### DIRECTION
Extract the line that contains "What's the underlying" and every line after it to the end of the records below, exactly as written and nothing else.

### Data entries
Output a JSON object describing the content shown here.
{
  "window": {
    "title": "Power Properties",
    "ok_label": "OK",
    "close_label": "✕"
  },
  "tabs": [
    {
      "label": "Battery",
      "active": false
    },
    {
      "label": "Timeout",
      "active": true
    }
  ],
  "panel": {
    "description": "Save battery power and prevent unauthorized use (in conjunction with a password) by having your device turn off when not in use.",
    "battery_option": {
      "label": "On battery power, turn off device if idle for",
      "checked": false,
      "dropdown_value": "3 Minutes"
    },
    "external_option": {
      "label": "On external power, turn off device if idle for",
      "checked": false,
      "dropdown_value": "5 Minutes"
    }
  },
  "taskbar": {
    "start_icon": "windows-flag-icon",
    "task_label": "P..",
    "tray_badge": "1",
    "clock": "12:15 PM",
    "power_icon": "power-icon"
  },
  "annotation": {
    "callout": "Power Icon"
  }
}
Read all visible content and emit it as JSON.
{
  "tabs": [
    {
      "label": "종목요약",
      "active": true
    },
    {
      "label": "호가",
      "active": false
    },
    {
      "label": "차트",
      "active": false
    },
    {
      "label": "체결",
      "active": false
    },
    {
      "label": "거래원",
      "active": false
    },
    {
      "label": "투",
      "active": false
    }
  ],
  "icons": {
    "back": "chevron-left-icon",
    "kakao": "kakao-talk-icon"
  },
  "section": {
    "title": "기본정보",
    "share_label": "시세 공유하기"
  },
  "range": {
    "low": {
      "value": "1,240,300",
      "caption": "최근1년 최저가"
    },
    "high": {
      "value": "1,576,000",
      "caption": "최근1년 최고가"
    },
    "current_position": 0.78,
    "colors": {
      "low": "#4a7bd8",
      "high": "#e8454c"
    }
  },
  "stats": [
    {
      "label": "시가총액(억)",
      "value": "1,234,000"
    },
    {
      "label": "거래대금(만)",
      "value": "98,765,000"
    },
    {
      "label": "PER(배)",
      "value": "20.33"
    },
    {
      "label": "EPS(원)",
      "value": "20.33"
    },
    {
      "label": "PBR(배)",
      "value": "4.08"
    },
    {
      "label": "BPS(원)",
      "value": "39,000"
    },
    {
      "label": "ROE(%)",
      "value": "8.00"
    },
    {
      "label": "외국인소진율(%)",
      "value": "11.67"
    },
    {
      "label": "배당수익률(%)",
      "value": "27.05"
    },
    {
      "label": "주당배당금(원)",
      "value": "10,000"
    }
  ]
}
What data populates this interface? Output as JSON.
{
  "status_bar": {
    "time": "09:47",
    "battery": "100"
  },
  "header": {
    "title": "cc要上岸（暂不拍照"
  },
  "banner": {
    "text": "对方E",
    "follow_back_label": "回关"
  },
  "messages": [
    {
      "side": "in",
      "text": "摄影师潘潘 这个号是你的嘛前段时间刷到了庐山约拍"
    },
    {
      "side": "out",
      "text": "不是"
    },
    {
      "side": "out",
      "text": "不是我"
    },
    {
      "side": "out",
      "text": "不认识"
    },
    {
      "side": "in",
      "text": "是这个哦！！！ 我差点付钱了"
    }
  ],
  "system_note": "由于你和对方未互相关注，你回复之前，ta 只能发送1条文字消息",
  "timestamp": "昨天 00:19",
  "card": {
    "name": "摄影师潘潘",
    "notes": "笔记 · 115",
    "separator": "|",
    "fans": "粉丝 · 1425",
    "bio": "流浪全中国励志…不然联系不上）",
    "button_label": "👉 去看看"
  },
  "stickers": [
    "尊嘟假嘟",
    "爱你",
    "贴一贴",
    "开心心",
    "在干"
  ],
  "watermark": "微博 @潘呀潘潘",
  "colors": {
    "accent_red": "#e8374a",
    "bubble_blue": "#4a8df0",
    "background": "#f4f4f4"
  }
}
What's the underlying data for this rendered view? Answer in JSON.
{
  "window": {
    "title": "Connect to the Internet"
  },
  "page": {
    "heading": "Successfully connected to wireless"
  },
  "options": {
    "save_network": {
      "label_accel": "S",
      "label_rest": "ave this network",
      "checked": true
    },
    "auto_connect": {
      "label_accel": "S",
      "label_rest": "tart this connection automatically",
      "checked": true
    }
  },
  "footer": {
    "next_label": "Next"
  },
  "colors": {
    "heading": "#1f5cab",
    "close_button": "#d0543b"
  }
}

### TASK SOLUTION
What's the underlying data for this rendered view? Answer in JSON.
{
  "window": {
    "title": "Connect to the Internet"
  },
  "page": {
    "heading": "Successfully connected to wireless"
  },
  "options": {
    "save_network": {
      "label_accel": "S",
      "label_rest": "ave this network",
      "checked": true
    },
    "auto_connect": {
      "label_accel": "S",
      "label_rest": "tart this connection automatically",
      "checked": true
    }
  },
  "footer": {
    "next_label": "Next"
  },
  "colors": {
    "heading": "#1f5cab",
    "close_button": "#d0543b"
  }
}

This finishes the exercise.